• **WHAT NEEDS TO BE DONE**
Among the lines below, return each one that contains the word "with".

• **GIVEN RECORDS**
___
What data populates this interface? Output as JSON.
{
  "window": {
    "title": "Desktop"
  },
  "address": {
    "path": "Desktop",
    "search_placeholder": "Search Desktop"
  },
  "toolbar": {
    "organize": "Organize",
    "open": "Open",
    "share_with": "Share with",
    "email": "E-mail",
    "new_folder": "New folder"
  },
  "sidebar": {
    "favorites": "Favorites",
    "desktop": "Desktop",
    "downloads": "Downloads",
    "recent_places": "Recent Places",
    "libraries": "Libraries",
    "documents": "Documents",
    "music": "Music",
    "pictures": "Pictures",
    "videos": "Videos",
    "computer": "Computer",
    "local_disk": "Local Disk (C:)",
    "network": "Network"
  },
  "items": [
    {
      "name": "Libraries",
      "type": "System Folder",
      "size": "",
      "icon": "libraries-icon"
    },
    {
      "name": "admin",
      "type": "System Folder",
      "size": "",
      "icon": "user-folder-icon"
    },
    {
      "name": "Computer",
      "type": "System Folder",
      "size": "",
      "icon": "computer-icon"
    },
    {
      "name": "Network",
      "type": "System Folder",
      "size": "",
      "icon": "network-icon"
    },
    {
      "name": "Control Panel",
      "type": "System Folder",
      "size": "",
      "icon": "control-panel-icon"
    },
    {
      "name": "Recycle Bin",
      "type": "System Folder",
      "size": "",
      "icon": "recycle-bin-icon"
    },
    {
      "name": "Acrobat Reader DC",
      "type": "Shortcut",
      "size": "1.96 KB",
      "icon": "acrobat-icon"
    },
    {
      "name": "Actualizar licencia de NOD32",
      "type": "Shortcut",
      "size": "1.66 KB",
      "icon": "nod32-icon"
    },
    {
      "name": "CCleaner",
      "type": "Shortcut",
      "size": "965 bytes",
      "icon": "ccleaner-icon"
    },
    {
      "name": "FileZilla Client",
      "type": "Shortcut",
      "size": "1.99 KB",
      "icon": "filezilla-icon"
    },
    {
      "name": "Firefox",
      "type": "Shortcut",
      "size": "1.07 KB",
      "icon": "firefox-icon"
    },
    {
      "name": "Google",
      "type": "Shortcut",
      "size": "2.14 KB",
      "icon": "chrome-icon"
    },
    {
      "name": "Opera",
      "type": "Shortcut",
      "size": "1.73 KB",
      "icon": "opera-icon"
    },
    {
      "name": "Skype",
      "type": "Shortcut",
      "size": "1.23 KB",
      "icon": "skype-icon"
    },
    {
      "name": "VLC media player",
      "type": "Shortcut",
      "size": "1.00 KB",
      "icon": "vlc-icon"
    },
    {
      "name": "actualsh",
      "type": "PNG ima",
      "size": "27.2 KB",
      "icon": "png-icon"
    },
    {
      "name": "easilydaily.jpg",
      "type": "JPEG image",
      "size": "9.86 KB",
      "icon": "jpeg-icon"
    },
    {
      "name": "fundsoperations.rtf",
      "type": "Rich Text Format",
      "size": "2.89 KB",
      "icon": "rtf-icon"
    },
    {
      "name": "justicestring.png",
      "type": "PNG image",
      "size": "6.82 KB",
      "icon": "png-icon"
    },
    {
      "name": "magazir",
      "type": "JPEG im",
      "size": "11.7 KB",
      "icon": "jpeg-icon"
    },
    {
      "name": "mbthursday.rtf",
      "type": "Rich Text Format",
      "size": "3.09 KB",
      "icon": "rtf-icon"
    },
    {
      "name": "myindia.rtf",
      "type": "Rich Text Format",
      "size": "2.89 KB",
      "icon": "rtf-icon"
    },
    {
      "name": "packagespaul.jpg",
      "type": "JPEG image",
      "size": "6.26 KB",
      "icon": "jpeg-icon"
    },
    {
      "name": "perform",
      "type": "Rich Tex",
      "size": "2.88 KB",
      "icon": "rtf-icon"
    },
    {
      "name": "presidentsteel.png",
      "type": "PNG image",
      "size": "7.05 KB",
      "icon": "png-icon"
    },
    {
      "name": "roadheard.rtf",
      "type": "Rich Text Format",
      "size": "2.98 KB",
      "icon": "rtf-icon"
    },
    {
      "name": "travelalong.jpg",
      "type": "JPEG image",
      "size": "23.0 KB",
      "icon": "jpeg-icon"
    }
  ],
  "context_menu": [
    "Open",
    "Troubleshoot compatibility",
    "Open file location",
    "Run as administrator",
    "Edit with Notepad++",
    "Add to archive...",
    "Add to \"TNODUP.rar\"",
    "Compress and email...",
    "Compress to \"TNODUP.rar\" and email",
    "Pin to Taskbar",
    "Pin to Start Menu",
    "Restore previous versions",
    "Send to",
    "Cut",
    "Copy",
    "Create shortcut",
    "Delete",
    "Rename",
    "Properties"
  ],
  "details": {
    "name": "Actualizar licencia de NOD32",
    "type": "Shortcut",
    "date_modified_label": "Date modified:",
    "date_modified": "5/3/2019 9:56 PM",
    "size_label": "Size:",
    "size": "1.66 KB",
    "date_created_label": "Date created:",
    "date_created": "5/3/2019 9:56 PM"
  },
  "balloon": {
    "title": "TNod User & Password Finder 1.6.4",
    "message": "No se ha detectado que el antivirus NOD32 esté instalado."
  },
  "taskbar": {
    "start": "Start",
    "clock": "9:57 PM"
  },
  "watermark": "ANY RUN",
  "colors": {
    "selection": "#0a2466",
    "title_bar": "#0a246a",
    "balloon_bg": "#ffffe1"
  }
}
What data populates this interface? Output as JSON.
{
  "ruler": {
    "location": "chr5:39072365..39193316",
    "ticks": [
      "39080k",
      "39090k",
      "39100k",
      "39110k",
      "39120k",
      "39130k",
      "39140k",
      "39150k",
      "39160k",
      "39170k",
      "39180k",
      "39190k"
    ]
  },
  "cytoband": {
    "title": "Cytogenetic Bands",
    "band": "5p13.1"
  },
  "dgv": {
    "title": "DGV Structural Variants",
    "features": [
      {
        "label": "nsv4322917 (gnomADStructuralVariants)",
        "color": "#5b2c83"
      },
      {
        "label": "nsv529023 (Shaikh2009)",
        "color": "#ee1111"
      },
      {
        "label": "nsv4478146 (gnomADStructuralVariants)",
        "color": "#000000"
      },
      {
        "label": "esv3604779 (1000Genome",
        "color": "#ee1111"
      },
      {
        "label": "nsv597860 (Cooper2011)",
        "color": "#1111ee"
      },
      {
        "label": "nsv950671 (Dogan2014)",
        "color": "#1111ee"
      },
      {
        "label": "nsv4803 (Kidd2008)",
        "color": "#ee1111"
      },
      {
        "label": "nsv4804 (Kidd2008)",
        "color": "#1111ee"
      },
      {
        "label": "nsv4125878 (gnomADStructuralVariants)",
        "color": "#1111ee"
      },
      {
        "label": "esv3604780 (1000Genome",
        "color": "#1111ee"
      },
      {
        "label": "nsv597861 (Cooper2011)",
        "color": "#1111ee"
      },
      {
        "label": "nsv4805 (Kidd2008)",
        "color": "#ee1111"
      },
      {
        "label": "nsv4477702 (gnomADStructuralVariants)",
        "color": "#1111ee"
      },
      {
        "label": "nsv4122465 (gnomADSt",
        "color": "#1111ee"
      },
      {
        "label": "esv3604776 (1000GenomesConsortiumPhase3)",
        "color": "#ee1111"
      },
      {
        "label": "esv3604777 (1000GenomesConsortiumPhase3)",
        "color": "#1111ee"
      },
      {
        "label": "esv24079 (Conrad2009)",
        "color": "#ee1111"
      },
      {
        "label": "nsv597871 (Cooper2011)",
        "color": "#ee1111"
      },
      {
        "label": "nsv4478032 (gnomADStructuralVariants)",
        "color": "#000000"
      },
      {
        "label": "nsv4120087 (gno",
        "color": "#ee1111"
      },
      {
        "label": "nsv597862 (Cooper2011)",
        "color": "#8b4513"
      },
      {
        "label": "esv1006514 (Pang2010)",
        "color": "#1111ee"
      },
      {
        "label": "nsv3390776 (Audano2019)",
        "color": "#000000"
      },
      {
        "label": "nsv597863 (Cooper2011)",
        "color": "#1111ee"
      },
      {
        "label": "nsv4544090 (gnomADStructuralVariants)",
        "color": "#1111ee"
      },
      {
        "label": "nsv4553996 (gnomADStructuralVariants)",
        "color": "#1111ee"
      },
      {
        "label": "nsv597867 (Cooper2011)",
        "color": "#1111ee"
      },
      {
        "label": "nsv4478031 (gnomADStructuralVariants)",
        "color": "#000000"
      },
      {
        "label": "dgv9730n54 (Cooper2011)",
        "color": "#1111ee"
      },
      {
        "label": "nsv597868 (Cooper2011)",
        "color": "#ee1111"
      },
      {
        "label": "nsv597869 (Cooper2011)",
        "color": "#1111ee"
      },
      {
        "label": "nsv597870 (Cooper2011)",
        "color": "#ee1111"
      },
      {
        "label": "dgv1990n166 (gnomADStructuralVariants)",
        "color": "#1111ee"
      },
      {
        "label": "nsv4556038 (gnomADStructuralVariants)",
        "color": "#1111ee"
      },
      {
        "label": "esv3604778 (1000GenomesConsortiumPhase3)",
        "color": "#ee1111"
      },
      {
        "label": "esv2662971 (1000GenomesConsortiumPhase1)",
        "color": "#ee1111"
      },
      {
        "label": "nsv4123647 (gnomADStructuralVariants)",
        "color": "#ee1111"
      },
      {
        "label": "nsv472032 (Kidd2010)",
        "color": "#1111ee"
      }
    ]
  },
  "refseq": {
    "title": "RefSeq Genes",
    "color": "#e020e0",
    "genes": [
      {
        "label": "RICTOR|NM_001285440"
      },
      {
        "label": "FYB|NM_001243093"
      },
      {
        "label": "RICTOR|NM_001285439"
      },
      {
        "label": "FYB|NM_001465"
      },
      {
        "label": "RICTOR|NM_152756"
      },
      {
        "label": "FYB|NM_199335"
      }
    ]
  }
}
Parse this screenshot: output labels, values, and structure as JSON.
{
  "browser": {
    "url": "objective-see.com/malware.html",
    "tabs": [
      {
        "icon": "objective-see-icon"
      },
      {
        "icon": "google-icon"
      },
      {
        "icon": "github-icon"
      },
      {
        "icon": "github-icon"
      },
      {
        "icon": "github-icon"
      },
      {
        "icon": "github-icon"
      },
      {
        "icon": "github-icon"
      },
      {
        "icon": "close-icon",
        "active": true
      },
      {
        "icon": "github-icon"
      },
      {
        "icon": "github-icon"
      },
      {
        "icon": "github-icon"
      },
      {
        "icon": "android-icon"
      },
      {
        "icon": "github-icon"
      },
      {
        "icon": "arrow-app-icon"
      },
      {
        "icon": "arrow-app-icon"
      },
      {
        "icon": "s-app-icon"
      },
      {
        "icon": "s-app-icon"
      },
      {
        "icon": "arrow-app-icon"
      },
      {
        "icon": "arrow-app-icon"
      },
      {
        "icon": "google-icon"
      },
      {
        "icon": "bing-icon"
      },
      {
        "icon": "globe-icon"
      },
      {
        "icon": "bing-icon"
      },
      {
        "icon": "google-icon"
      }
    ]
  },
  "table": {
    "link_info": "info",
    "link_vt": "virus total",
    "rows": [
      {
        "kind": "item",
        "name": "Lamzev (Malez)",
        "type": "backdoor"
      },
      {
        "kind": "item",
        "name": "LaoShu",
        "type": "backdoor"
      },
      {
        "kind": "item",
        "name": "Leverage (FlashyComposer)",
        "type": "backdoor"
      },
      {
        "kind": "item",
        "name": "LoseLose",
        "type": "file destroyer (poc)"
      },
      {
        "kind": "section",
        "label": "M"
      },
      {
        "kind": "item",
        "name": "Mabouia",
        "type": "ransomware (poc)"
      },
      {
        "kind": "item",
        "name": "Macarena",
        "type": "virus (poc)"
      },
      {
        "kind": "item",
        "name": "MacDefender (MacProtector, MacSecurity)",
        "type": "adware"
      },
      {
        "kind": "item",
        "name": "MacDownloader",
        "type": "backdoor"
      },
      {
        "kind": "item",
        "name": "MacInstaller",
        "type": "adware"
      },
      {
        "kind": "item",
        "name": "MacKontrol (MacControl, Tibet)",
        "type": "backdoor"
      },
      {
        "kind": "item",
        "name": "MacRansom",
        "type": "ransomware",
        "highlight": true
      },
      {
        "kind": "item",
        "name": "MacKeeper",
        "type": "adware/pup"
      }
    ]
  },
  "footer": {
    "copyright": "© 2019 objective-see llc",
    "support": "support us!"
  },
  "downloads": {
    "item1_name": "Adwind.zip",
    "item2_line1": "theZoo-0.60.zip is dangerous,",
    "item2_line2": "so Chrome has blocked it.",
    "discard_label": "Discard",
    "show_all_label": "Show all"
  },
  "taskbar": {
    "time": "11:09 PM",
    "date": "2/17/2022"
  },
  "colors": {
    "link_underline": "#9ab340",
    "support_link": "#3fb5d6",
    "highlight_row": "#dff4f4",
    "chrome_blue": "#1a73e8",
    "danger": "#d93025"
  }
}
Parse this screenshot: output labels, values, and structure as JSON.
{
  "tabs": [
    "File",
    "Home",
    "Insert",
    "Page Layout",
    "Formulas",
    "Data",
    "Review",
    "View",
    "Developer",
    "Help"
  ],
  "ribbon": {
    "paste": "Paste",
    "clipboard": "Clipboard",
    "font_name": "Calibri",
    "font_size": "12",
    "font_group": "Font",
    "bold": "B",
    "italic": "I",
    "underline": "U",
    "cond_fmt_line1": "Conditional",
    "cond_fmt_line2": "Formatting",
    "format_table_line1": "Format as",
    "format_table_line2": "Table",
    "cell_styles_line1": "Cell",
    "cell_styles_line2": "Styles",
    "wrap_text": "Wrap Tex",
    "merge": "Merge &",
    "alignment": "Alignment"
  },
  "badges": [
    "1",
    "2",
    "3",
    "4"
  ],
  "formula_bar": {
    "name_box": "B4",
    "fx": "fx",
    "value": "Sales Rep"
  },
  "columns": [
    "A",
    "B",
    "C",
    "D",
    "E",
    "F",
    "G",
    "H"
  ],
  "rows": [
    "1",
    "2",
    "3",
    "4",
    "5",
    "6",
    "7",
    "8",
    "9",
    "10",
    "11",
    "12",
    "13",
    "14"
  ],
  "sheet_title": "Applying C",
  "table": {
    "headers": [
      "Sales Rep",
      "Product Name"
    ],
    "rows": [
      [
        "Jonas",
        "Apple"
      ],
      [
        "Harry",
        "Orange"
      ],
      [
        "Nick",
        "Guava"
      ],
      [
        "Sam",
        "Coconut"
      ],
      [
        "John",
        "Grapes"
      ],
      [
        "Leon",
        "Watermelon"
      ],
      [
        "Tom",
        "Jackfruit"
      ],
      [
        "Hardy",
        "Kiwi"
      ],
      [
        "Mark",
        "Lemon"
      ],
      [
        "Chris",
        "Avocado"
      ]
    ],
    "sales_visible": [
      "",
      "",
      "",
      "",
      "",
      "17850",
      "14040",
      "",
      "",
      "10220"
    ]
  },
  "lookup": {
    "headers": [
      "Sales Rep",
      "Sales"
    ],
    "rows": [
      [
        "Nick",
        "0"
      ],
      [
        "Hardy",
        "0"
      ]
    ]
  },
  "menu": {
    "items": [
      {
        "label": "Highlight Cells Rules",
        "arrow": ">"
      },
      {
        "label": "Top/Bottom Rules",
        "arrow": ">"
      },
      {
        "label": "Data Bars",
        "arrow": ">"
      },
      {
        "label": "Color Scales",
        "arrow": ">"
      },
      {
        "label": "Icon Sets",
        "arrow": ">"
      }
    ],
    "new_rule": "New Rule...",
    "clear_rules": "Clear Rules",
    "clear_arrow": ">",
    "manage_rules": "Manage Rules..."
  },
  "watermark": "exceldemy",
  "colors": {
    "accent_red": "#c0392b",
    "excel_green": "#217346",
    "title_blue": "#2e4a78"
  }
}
___
• **EXERCISE SOLUTION**
    "share_with": "Share with",
    "Edit with Notepad++",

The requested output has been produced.